Problem A - In the lecture notes on expander graphs, what resource in BPP computation do expanders help conserve?
Problem B - Carry on writing the lecture notes on expander graphs from the point where they stop.

*** Page

We discussed algebraic and combinatorial definitions, and introduced
how expanders are used to conserve a resource in $\BPP$ computation:
the number of random bits used in error reduction.
This lecture we review the definitions and establish their equivalence.
We construct a class of expander graphs, and apply those to implement
two forms of error reduction.
One form is entirely deterministic---after the first run uses $r$ random
bits, it does not use any more but can still reduce the error probability.
Another uses a few random bits per additional run, and greatly reduces
the error probability.
\section{Expander review: two definitions and equivalence}
\paragraph{Combinatorial Definition} $G = (V, E)$ is a $(k, c)$-expander if
$\forall B\subseteq V, \order{B} \leq k$, each such $B$ is also
$c$-expanding, meaning $\order{\Gamma(B)} \geq c\order{B}$.
Recall that $\Gamma(B)$ is the set of neighbors of the vertices in $B$.
\paragraph{Algebraic Definition} If we represent the $d$-regular graph $G$
with the normalized adjacency matrix $A$, we define the $2^{nd}$ largest
eigenvalue as $\lambda(G) = \mathrm{MAX}(\{|\lambda| \mid \exists \text{ an
eigenvector } v \text { of } A, Av = \lambda v \land v \perp u\})$.
\paragraph{Linking the two definitions}
Recall we define $\order{V} = N$.
Consider the two theorems, which we will refrain from proving:
\begin{theorem} \label{16:thm:expander1}
If $G$ is an $(\frac{N}{2}, c)$-expander, then $\lambda(G) \leq f(c, d)$,
where $f(c, d) < 1$ for $c > 1$.
\end{theorem}
\begin{theorem} \label{16:thm:expander2}
If $\lambda(G) \leq \lambda$, then $G$ is an $( \frac{N}{2}, c )$-expander
where $c \geq g(\lambda)$ and $g(\lambda) > 1$ if $\lambda < 1$.
\end{theorem}
Consider: then for a family of $d$-degree graphs, we have the following
statement:
\[
\exists c_0 > 1 \text{ s.t. } c \geq c_0 \Leftrightarrow
\exists \lambda_0 < 1 \text{ s.t. } \lambda \leq \lambda_0
\]
In other words, we can bound away any $c$ above 1 if and only if we can
bound any $\lambda$ below 1, for $c$ relating to the combinatorial
definition, and $\lambda$ the algebraic.
\section{Explicit Construction}
For all their desirable properties, do expanders actually exist?
If we randomly make a graph of fixed degree $d$ it is usually an expander.
But that thoroughly defeats our purpose: \emph{conserving} random bits.
We would like an \emph{explicit, deterministic} construction of expanders.

******
*** Records supplied

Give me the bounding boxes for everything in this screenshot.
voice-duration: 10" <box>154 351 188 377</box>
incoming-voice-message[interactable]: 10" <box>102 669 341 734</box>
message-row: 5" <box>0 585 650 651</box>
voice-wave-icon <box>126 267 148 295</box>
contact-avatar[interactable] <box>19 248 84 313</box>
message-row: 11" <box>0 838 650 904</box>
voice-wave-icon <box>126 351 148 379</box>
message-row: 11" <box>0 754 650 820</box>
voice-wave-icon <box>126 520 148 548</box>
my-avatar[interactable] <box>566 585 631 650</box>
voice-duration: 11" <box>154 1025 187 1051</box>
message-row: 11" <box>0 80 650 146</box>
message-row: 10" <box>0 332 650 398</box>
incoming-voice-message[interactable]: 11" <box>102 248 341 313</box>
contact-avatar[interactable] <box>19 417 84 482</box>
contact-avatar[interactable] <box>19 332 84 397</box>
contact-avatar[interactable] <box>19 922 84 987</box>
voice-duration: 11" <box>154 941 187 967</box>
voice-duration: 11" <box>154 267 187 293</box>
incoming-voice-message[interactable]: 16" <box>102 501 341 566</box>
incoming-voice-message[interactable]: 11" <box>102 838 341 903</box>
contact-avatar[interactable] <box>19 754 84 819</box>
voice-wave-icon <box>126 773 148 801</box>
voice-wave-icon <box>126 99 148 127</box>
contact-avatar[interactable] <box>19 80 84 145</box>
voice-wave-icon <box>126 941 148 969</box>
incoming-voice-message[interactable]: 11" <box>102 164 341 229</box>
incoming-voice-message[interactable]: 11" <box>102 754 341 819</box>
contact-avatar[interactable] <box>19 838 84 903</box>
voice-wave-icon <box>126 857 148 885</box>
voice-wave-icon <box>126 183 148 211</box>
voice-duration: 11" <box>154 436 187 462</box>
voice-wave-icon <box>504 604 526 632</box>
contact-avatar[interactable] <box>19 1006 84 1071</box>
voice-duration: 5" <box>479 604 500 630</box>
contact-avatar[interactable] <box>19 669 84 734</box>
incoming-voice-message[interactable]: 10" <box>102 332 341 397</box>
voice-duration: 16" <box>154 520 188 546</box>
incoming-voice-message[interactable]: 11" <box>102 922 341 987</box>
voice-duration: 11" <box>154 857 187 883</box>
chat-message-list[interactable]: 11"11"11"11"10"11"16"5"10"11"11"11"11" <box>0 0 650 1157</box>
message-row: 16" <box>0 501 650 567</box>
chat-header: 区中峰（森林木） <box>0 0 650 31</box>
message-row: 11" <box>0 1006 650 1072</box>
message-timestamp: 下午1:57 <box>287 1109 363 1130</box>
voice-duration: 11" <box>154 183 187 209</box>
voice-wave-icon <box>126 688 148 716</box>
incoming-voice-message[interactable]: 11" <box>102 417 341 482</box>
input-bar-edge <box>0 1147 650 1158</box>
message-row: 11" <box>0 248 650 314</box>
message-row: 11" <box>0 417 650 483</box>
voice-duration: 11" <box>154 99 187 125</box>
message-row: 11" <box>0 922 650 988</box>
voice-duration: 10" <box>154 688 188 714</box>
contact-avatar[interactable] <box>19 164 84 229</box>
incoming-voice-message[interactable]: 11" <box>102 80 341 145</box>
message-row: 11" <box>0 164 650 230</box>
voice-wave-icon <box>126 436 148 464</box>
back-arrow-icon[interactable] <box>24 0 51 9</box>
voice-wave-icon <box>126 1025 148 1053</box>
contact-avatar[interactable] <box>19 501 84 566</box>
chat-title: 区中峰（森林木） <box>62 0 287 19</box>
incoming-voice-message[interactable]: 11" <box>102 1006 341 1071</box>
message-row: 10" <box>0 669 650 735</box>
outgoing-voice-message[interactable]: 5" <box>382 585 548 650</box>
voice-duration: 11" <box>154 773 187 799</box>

******

Reply A - The number of random bits used in error reduction.

Reply B -
Particularly, given an index of a vertex, we would like to compute the
neighbors of that vertex in $\polylog(n)$ time.
Here is an example based off of pairs of integers modulo $m$.
\begin{example}
$V = \mathbb{Z}_m \times \mathbb{Z}_m$, so a single vertex $v = (x, y)
\mod m$.
Each vertex has exactly 8 neighbors:
\begin{eqnarray*}
(x \pm y, y) & (x \pm (y+1), y)\\
(x, y \pm x) & (x, y \pm (x+1))
\end{eqnarray*}
\end{example}
\section{Application to Error Reduction}
We consider two applications of expanders to error reduction.
The first is \textbf{deterministic error reduction}, in which we do not
use any more random bits than the original $r$, but repeat our $\BPP$
computation again with deterministically-computed neighbors of $r$, and we
prove that we can still reduce the error from its initial $\epsilon_0$.
The general strategy is to view all random bit sequences $r$ as vertices
of an expander graph.
Given the vertex $r$, we compute its neighbors (deterministically) and
try those. The majority vote determines if we accept or reject.
The second is \textbf{randomness-efficient error reduction}.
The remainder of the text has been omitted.